| What to produce |
Without including any pictures, copy each entry below exactly.

━━ Records

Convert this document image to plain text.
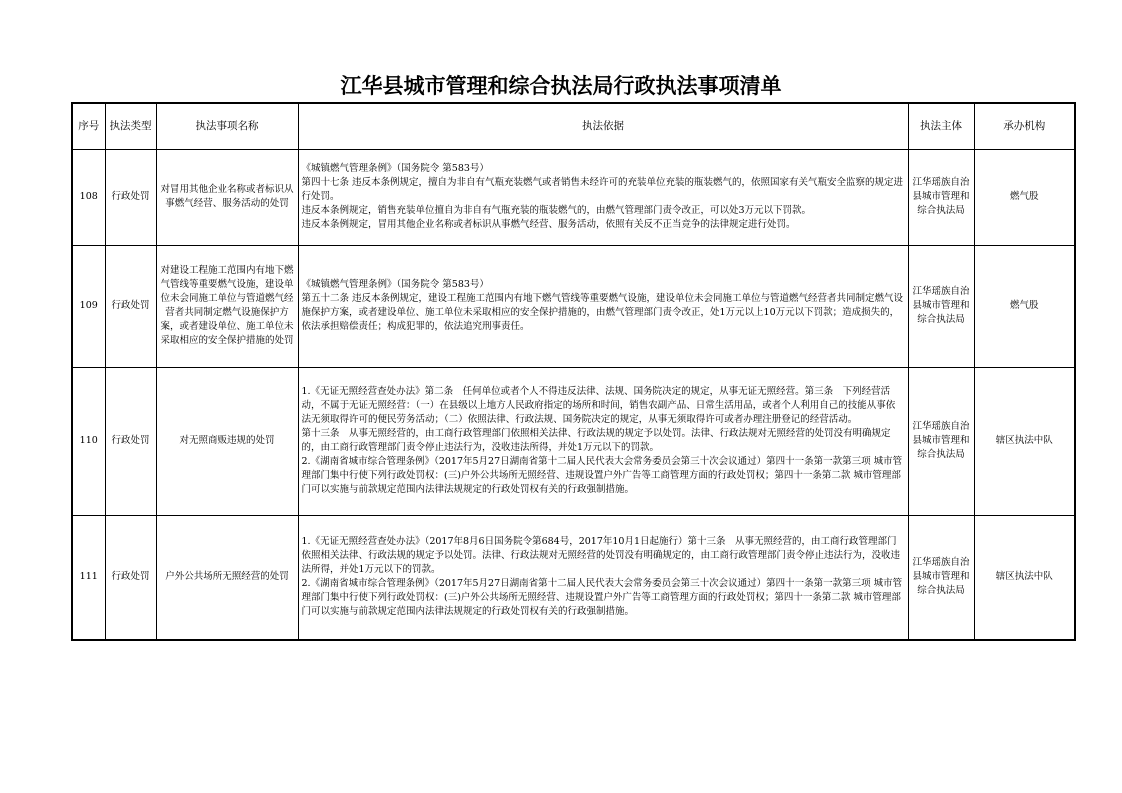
江华县城市管理和综合执法局行政执法事项清单
序号	执法类型	执法事项名称	执法依据	执法主体	承办机构
108	行政处罚	对冒用其他企业名称或者标识从事燃气经营、服务活动的处罚	《城镇燃气管理条例》（国务院令 第583号）

第四十七条 违反本条例规定，擅自为非自有气瓶充装燃气或者销售未经许可的充装单位充装的瓶装燃气的，依照国家有关气瓶安全监察的规定进行处罚。

违反本条例规定，销售充装单位擅自为非自有气瓶充装的瓶装燃气的，由燃气管理部门责令改正，可以处3万元以下罚款。

违反本条例规定，冒用其他企业名称或者标识从事燃气经营、服务活动，依照有关反不正当竞争的法律规定进行处罚。	江华瑶族自治县城市管理和综合执法局	燃气股
109	行政处罚	对建设工程施工范围内有地下燃气管线等重要燃气设施，建设单位未会同施工单位与管道燃气经营者共同制定燃气设施保护方案，或者建设单位、施工单位未采取相应的安全保护措施的处罚	《城镇燃气管理条例》（国务院令 第583号）

第五十二条 违反本条例规定，建设工程施工范围内有地下燃气管线等重要燃气设施，建设单位未会同施工单位与管道燃气经营者共同制定燃气设施保护方案，或者建设单位、施工单位未采取相应的安全保护措施的，由燃气管理部门责令改正，处1万元以上10万元以下罚款；造成损失的，依法承担赔偿责任；构成犯罪的，依法追究刑事责任。	江华瑶族自治县城市管理和综合执法局	燃气股
110	行政处罚	对无照商贩违规的处罚	1.《无证无照经营查处办法》第二条　任何单位或者个人不得违反法律、法规、国务院决定的规定，从事无证无照经营。第三条　下列经营活动，不属于无证无照经营：（一）在县级以上地方人民政府指定的场所和时间，销售农副产品、日常生活用品，或者个人利用自己的技能从事依法无须取得许可的便民劳务活动；（二）依照法律、行政法规、国务院决定的规定，从事无须取得许可或者办理注册登记的经营活动。

第十三条　从事无照经营的，由工商行政管理部门依照相关法律、行政法规的规定予以处罚。法律、行政法规对无照经营的处罚没有明确规定的，由工商行政管理部门责令停止违法行为，没收违法所得，并处1万元以下的罚款。

2.《湖南省城市综合管理条例》（2017年5月27日湖南省第十二届人民代表大会常务委员会第三十次会议通过）第四十一条第一款第三项 城市管理部门集中行使下列行政处罚权：(三)户外公共场所无照经营、违规设置户外广告等工商管理方面的行政处罚权；第四十一条第二款 城市管理部门可以实施与前款规定范围内法律法规规定的行政处罚权有关的行政强制措施。	江华瑶族自治县城市管理和综合执法局	辖区执法中队
111	行政处罚	户外公共场所无照经营的处罚	1.《无证无照经营查处办法》（2017年8月6日国务院令第684号，2017年10月1日起施行）第十三条　从事无照经营的，由工商行政管理部门依照相关法律、行政法规的规定予以处罚。法律、行政法规对无照经营的处罚没有明确规定的，由工商行政管理部门责令停止违法行为，没收违法所得，并处1万元以下的罚款。

2.《湖南省城市综合管理条例》（2017年5月27日湖南省第十二届人民代表大会常务委员会第三十次会议通过）第四十一条第一款第三项 城市管理部门集中行使下列行政处罚权：(三)户外公共场所无照经营、违规设置户外广告等工商管理方面的行政处罚权；第四十一条第二款 城市管理部门可以实施与前款规定范围内法律法规规定的行政处罚权有关的行政强制措施。	江华瑶族自治县城市管理和综合执法局	辖区执法中队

━━━━

| Complete answer |
Convert this document image to plain text.
江华县城市管理和综合执法局行政执法事项清单
序号	执法类型	执法事项名称	执法依据	执法主体	承办机构
108	行政处罚	对冒用其他企业名称或者标识从事燃气经营、服务活动的处罚	《城镇燃气管理条例》（国务院令 第583号）

第四十七条 违反本条例规定，擅自为非自有气瓶充装燃气或者销售未经许可的充装单位充装的瓶装燃气的，依照国家有关气瓶安全监察的规定进行处罚。

违反本条例规定，销售充装单位擅自为非自有气瓶充装的瓶装燃气的，由燃气管理部门责令改正，可以处3万元以下罚款。

违反本条例规定，冒用其他企业名称或者标识从事燃气经营、服务活动，依照有关反不正当竞争的法律规定进行处罚。	江华瑶族自治县城市管理和综合执法局	燃气股
109	行政处罚	对建设工程施工范围内有地下燃气管线等重要燃气设施，建设单位未会同施工单位与管道燃气经营者共同制定燃气设施保护方案，或者建设单位、施工单位未采取相应的安全保护措施的处罚	《城镇燃气管理条例》（国务院令 第583号）

第五十二条 违反本条例规定，建设工程施工范围内有地下燃气管线等重要燃气设施，建设单位未会同施工单位与管道燃气经营者共同制定燃气设施保护方案，或者建设单位、施工单位未采取相应的安全保护措施的，由燃气管理部门责令改正，处1万元以上10万元以下罚款；造成损失的，依法承担赔偿责任；构成犯罪的，依法追究刑事责任。	江华瑶族自治县城市管理和综合执法局	燃气股
110	行政处罚	对无照商贩违规的处罚	1.《无证无照经营查处办法》第二条　任何单位或者个人不得违反法律、法规、国务院决定的规定，从事无证无照经营。第三条　下列经营活动，不属于无证无照经营：（一）在县级以上地方人民政府指定的场所和时间，销售农副产品、日常生活用品，或者个人利用自己的技能从事依法无须取得许可的便民劳务活动；（二）依照法律、行政法规、国务院决定的规定，从事无须取得许可或者办理注册登记的经营活动。

第十三条　从事无照经营的，由工商行政管理部门依照相关法律、行政法规的规定予以处罚。法律、行政法规对无照经营的处罚没有明确规定的，由工商行政管理部门责令停止违法行为，没收违法所得，并处1万元以下的罚款。

2.《湖南省城市综合管理条例》（2017年5月27日湖南省第十二届人民代表大会常务委员会第三十次会议通过）第四十一条第一款第三项 城市管理部门集中行使下列行政处罚权：(三)户外公共场所无照经营、违规设置户外广告等工商管理方面的行政处罚权；第四十一条第二款 城市管理部门可以实施与前款规定范围内法律法规规定的行政处罚权有关的行政强制措施。	江华瑶族自治县城市管理和综合执法局	辖区执法中队
111	行政处罚	户外公共场所无照经营的处罚	1.《无证无照经营查处办法》（2017年8月6日国务院令第684号，2017年10月1日起施行）第十三条　从事无照经营的，由工商行政管理部门依照相关法律、行政法规的规定予以处罚。法律、行政法规对无照经营的处罚没有明确规定的，由工商行政管理部门责令停止违法行为，没收违法所得，并处1万元以下的罚款。

2.《湖南省城市综合管理条例》（2017年5月27日湖南省第十二届人民代表大会常务委员会第三十次会议通过）第四十一条第一款第三项 城市管理部门集中行使下列行政处罚权：(三)户外公共场所无照经营、违规设置户外广告等工商管理方面的行政处罚权；第四十一条第二款 城市管理部门可以实施与前款规定范围内法律法规规定的行政处罚权有关的行政强制措施。	江华瑶族自治县城市管理和综合执法局	辖区执法中队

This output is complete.